Stated goal:
As an exercise in exact copying, transcribe the lines below from the one holding "Read this page and output its text content." through the last, with both ends included and pictures left out.

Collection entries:

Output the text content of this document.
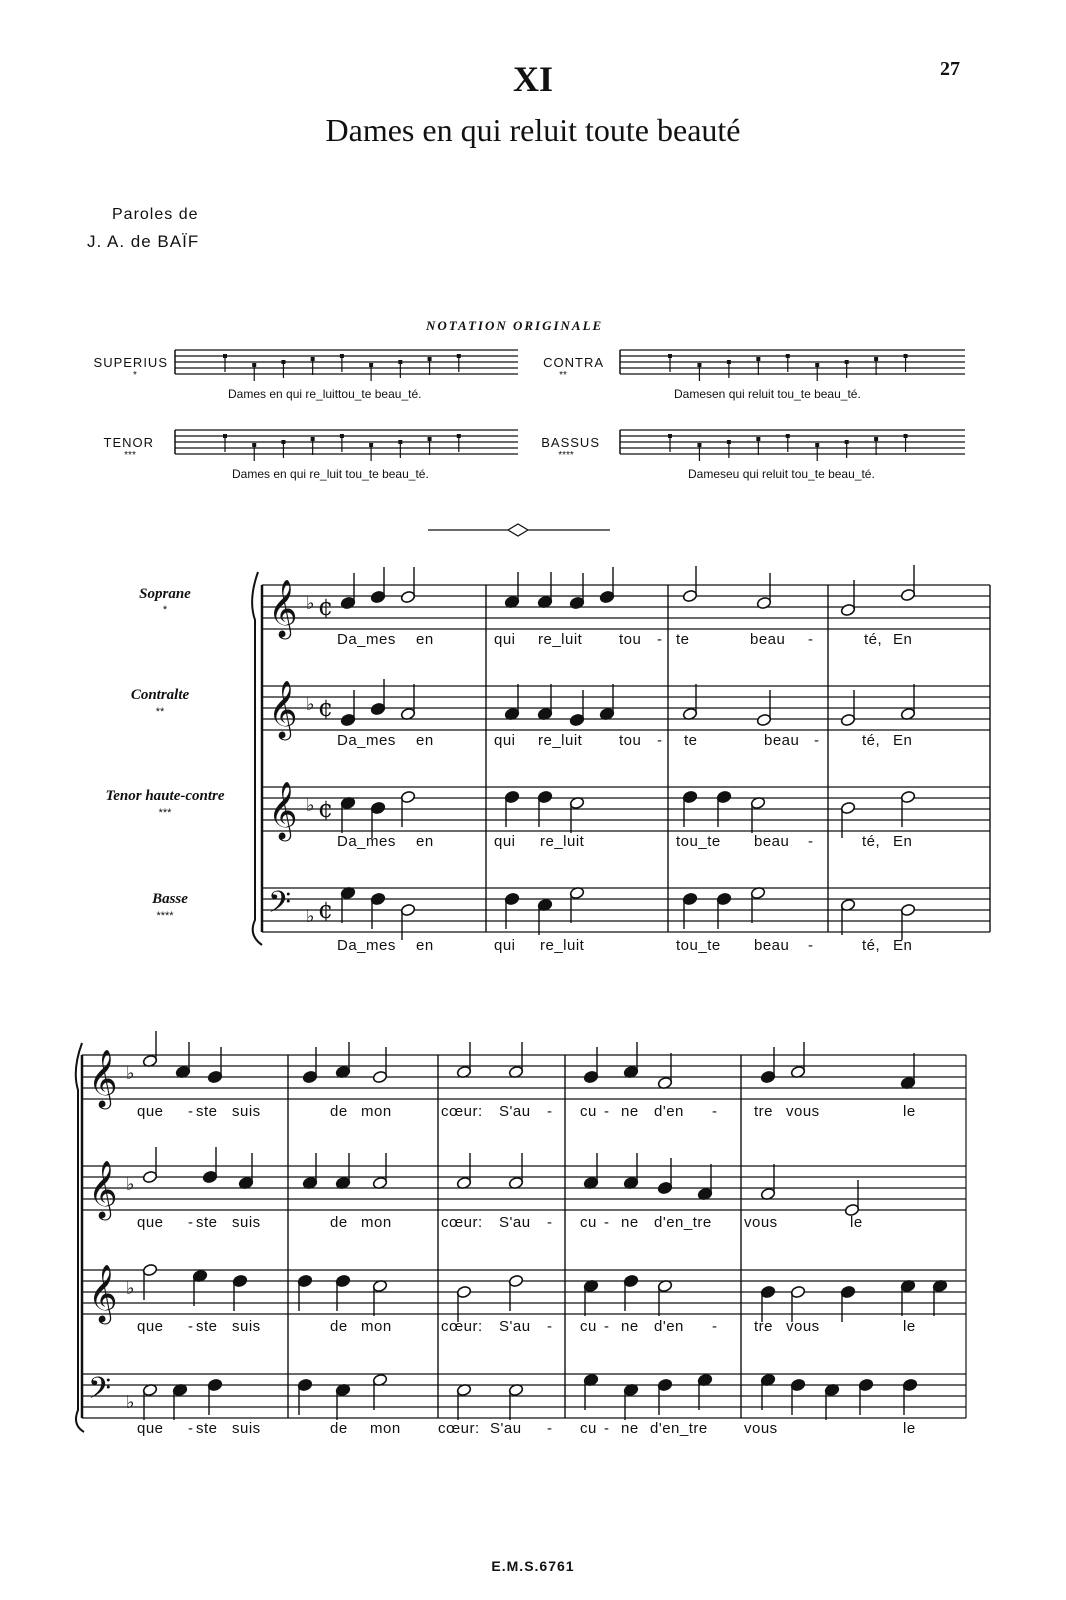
XI
Dames en qui reluit toute beauté
27
Paroles de
J. A. de BAÏF
NOTATION ORIGINALE
SUPERIUS
*
Dames en qui re_luittou_te beau_té.
CONTRA
**
Damesen qui reluit tou_te beau_té.
TENOR
***
Dames en qui re_luit tou_te beau_té.
BASSUS
****
Dameseu qui reluit tou_te beau_té.
Soprane
*
Contralte
**
Tenor haute-contre
***
Basse
****
Da_mes en	qui re_luit tou - te	beau -	té, En
Da_mes en	qui re_luit tou - te	beau -	té, En
Da_mes en	qui re_luit	tou_te beau -	té, En
Da_mes en	qui re_luit	tou_te beau -	té, En
que - ste suis	de mon	cœur: S'au - cu - ne d'en - tre vous	le
que - ste suis	de mon	cœur: S'au - cu - ne d'en_tre vous	le
que - ste suis	de mon	cœur: S'au - cu - ne d'en - tre vous	le
que - ste suis	de mon cœur: S'au - cu - ne d'en_tre vous	le
E.M.S.6761
𝄞
𝄞
𝄞
𝄢
♭ ¢
♭ ¢
♭ ¢
♭ ¢
𝄞
𝄞
𝄞
𝄢
♭
♭
♭
♭
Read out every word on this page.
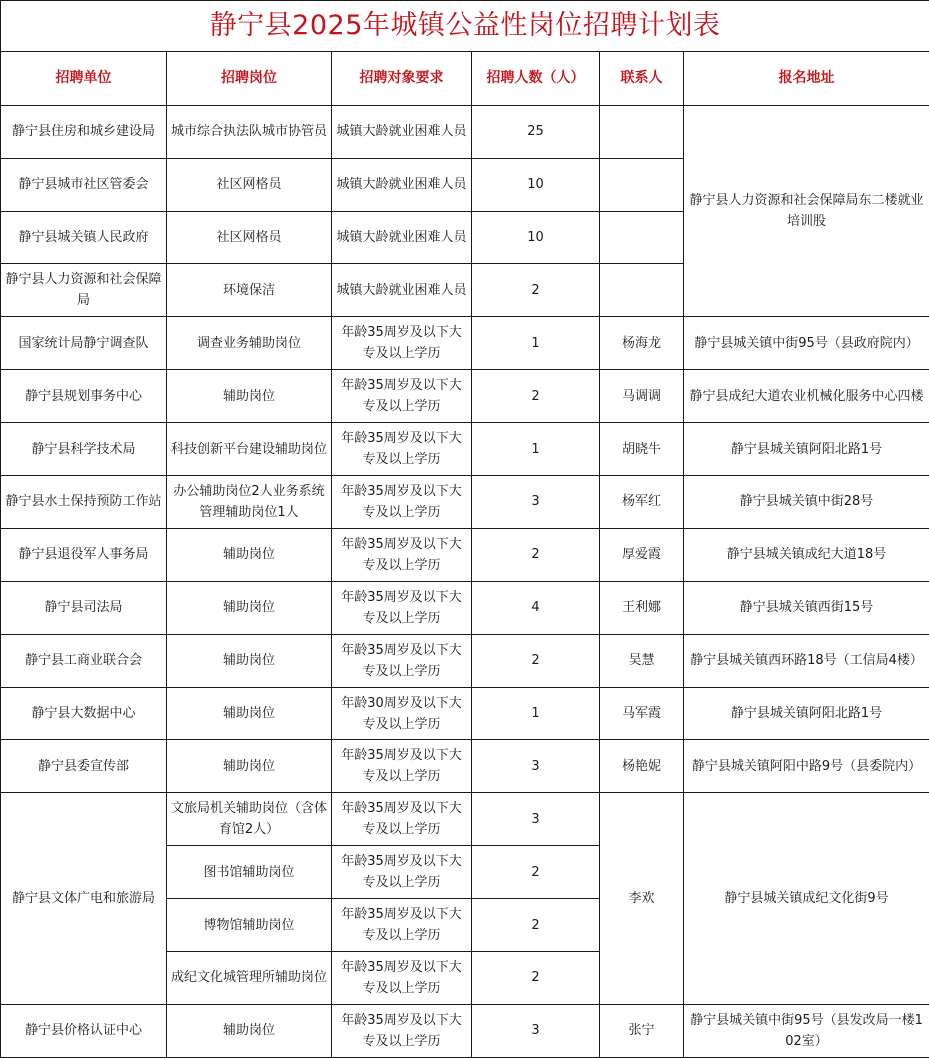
静宁县2025年城镇公益性岗位招聘计划表					
招聘单位	招聘岗位	招聘对象要求	招聘人数（人）	联系人	报名地址
静宁县住房和城乡建设局	城市综合执法队城市协管员	城镇大龄就业困难人员	25		静宁县人力资源和社会保障局东二楼就业培训股
静宁县城市社区管委会	社区网格员	城镇大龄就业困难人员	10		
静宁县城关镇人民政府	社区网格员	城镇大龄就业困难人员	10		
静宁县人力资源和社会保障局	环境保洁	城镇大龄就业困难人员	2		
国家统计局静宁调查队	调查业务辅助岗位	年龄35周岁及以下大专及以上学历	1	杨海龙	静宁县城关镇中街95号（县政府院内）
静宁县规划事务中心	辅助岗位	年龄35周岁及以下大专及以上学历	2	马调调	静宁县成纪大道农业机械化服务中心四楼
静宁县科学技术局	科技创新平台建设辅助岗位	年龄35周岁及以下大专及以上学历	1	胡晓牛	静宁县城关镇阿阳北路1号
静宁县水土保持预防工作站	办公辅助岗位2人业务系统管理辅助岗位1人	年龄35周岁及以下大专及以上学历	3	杨军红	静宁县城关镇中街28号
静宁县退役军人事务局	辅助岗位	年龄35周岁及以下大专及以上学历	2	厚爱霞	静宁县城关镇成纪大道18号
静宁县司法局	辅助岗位	年龄35周岁及以下大专及以上学历	4	王利娜	静宁县城关镇西街15号
静宁县工商业联合会	辅助岗位	年龄35周岁及以下大专及以上学历	2	吴慧	静宁县城关镇西环路18号（工信局4楼）
静宁县大数据中心	辅助岗位	年龄30周岁及以下大专及以上学历	1	马军霞	静宁县城关镇阿阳北路1号
静宁县委宣传部	辅助岗位	年龄35周岁及以下大专及以上学历	3	杨艳妮	静宁县城关镇阿阳中路9号（县委院内）
静宁县文体广电和旅游局	文旅局机关辅助岗位（含体育馆2人）	年龄35周岁及以下大专及以上学历	3	李欢	静宁县城关镇成纪文化街9号
	图书馆辅助岗位	年龄35周岁及以下大专及以上学历	2		
	博物馆辅助岗位	年龄35周岁及以下大专及以上学历	2		
	成纪文化城管理所辅助岗位	年龄35周岁及以下大专及以上学历	2		
静宁县价格认证中心	辅助岗位	年龄35周岁及以下大专及以上学历	3	张宁	静宁县城关镇中街95号（县发改局一楼102室）
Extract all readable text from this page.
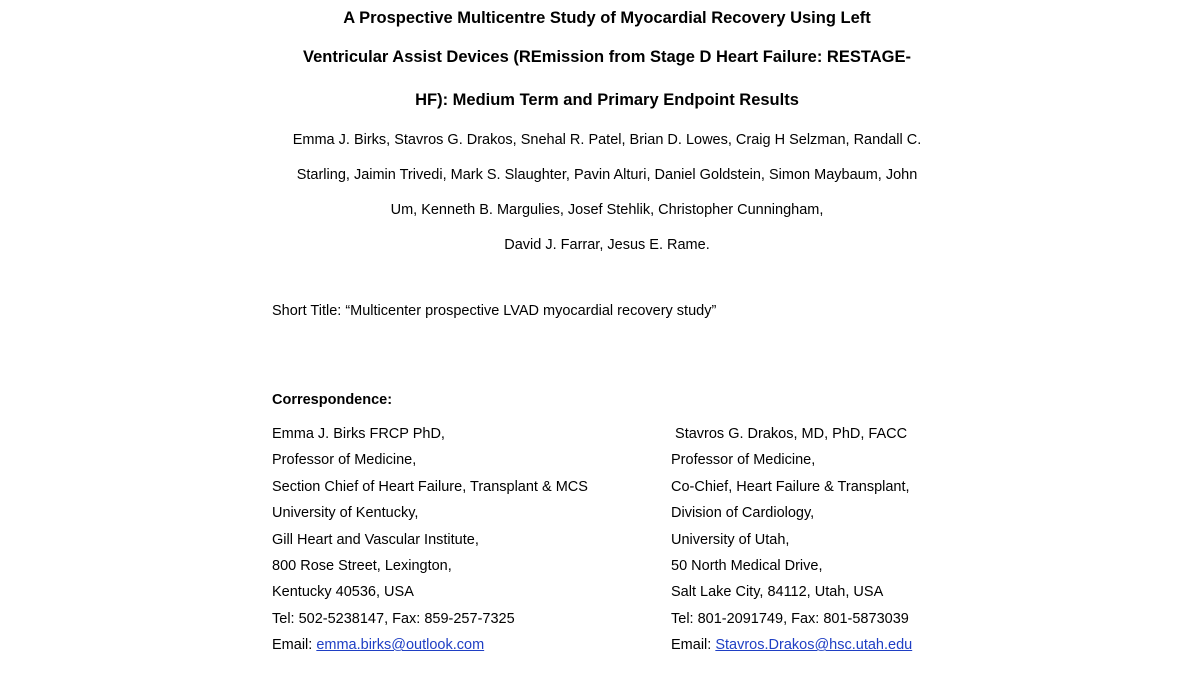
A Prospective Multicentre Study of Myocardial Recovery Using Left
Ventricular Assist Devices (REmission from Stage D Heart Failure: RESTAGE-
HF): Medium Term and Primary Endpoint Results
Emma J. Birks, Stavros G. Drakos, Snehal R. Patel, Brian D. Lowes, Craig H Selzman, Randall C.
Starling, Jaimin Trivedi, Mark S. Slaughter, Pavin Alturi, Daniel Goldstein, Simon Maybaum, John
Um, Kenneth B. Margulies, Josef Stehlik, Christopher Cunningham,
David J. Farrar, Jesus E. Rame.
Short Title: “Multicenter prospective LVAD myocardial recovery study”
Correspondence:
Emma J. Birks FRCP PhD,
Professor of Medicine,
Section Chief of Heart Failure, Transplant & MCS
University of Kentucky,
Gill Heart and Vascular Institute,
800 Rose Street, Lexington,
Kentucky 40536, USA
Tel: 502-5238147, Fax: 859-257-7325
Email: emma.birks@outlook.com
Stavros G. Drakos, MD, PhD, FACC
Professor of Medicine,
Co-Chief, Heart Failure & Transplant,
Division of Cardiology,
University of Utah,
50 North Medical Drive,
Salt Lake City, 84112, Utah, USA
Tel: 801-2091749, Fax: 801-5873039
Email: Stavros.Drakos@hsc.utah.edu
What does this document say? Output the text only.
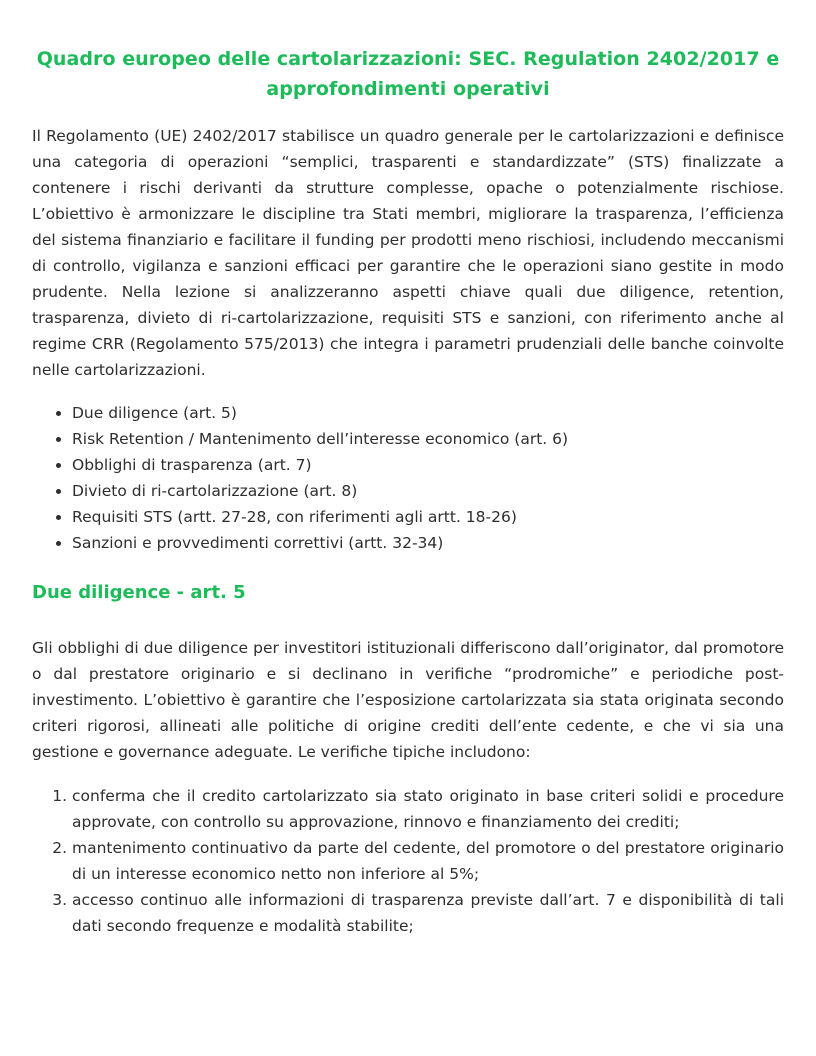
Quadro europeo delle cartolarizzazioni: SEC. Regulation 2402/2017 e approfondimenti operativi

Il Regolamento (UE) 2402/2017 stabilisce un quadro generale per le cartolarizzazioni e definisce una categoria di operazioni “semplici, trasparenti e standardizzate” (STS) finalizzate a contenere i rischi derivanti da strutture complesse, opache o potenzialmente rischiose. L’obiettivo è armonizzare le discipline tra Stati membri, migliorare la trasparenza, l’efficienza del sistema finanziario e facilitare il funding per prodotti meno rischiosi, includendo meccanismi di controllo, vigilanza e sanzioni efficaci per garantire che le operazioni siano gestite in modo prudente. Nella lezione si analizzeranno aspetti chiave quali due diligence, retention, trasparenza, divieto di ri-cartolarizzazione, requisiti STS e sanzioni, con riferimento anche al regime CRR (Regolamento 575/2013) che integra i parametri prudenziali delle banche coinvolte nelle cartolarizzazioni.

• Due diligence (art. 5)
• Risk Retention / Mantenimento dell’interesse economico (art. 6)
• Obblighi di trasparenza (art. 7)
• Divieto di ri-cartolarizzazione (art. 8)
• Requisiti STS (artt. 27-28, con riferimenti agli artt. 18-26)
• Sanzioni e provvedimenti correttivi (artt. 32-34)
Due diligence - art. 5

Gli obblighi di due diligence per investitori istituzionali differiscono dall’originator, dal promotore o dal prestatore originario e si declinano in verifiche “prodromiche” e periodiche post-investimento. L’obiettivo è garantire che l’esposizione cartolarizzata sia stata originata secondo criteri rigorosi, allineati alle politiche di origine crediti dell’ente cedente, e che vi sia una gestione e governance adeguate. Le verifiche tipiche includono:

1. conferma che il credito cartolarizzato sia stato originato in base criteri solidi e procedure approvate, con controllo su approvazione, rinnovo e finanziamento dei crediti;
2. mantenimento continuativo da parte del cedente, del promotore o del prestatore originario di un interesse economico netto non inferiore al 5%;
3. accesso continuo alle informazioni di trasparenza previste dall’art. 7 e disponibilità di tali dati secondo frequenze e modalità stabilite;
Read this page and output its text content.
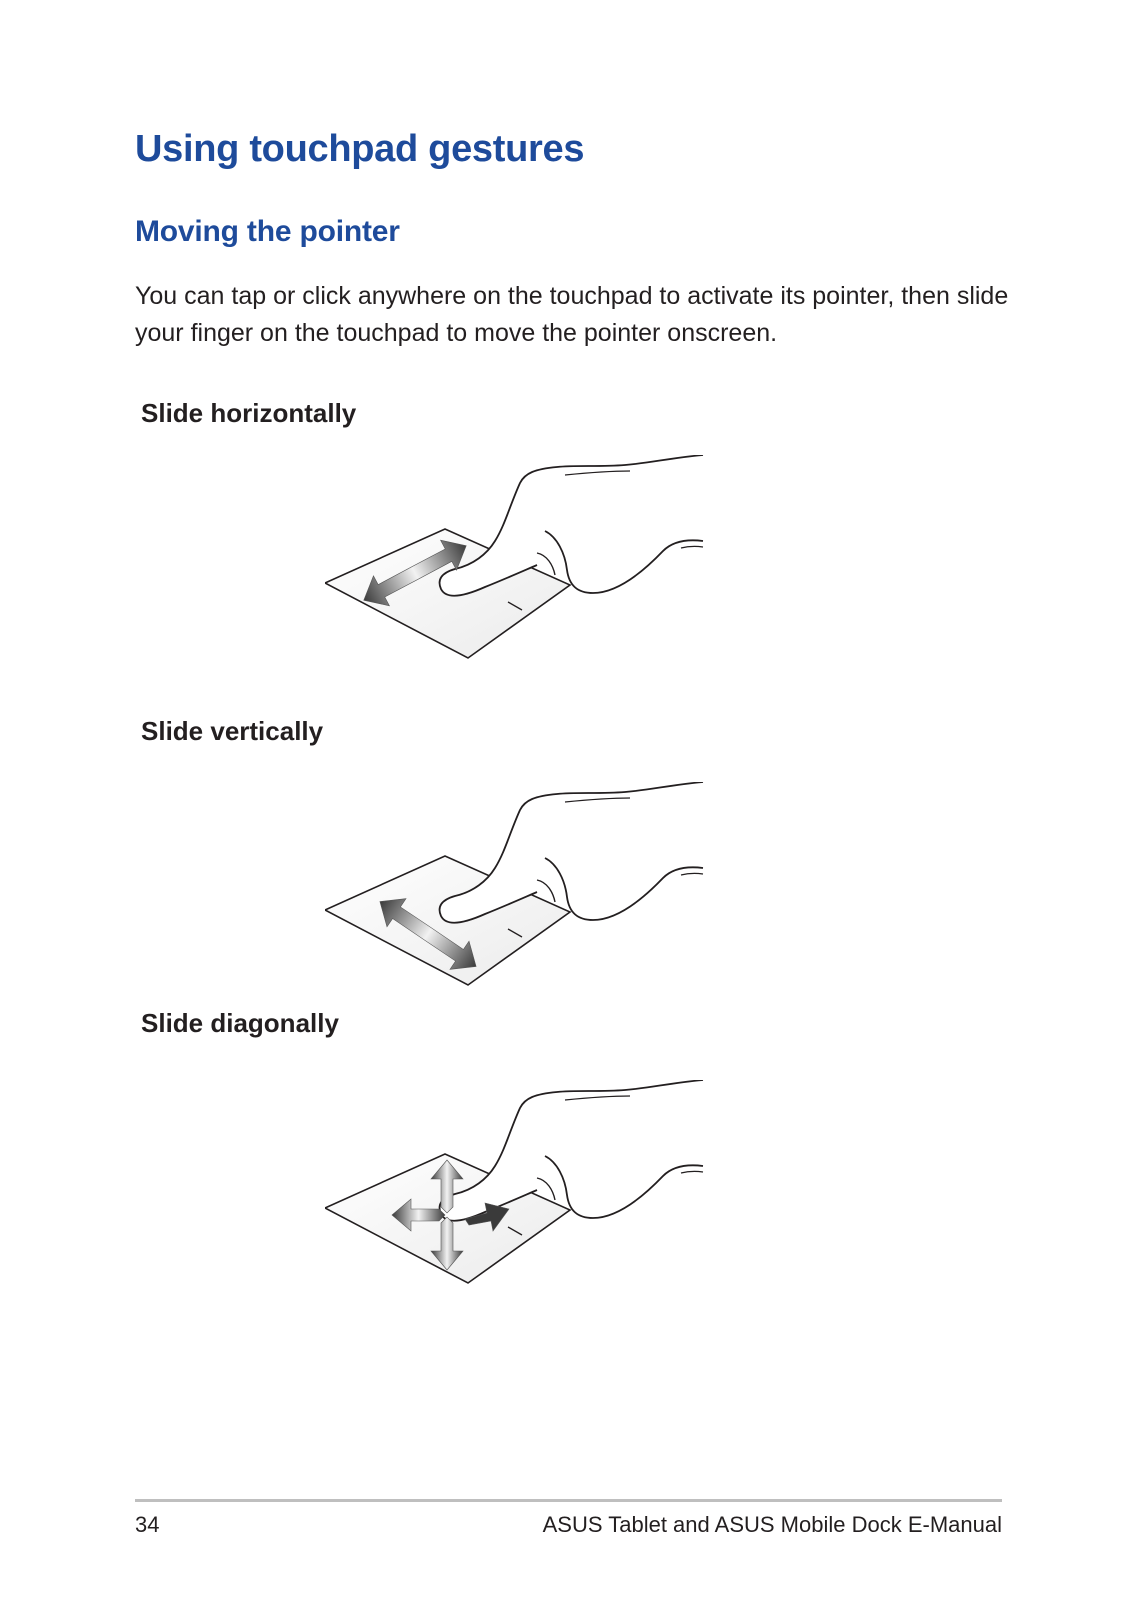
Using touchpad gestures
Moving the pointer

You can tap or click anywhere on the touchpad to activate its pointer, then slide your finger on the touchpad to move the pointer onscreen.

Slide horizontally

Slide vertically

Slide diagonally

34	ASUS Tablet and ASUS Mobile Dock E-Manual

Task solution:
Read this page and output its text content.
Using touchpad gestures
Moving the pointer

You can tap or click anywhere on the touchpad to activate its pointer, then slide your finger on the touchpad to move the pointer onscreen.

Slide horizontally

Slide vertically

Slide diagonally

34	ASUS Tablet and ASUS Mobile Dock E-Manual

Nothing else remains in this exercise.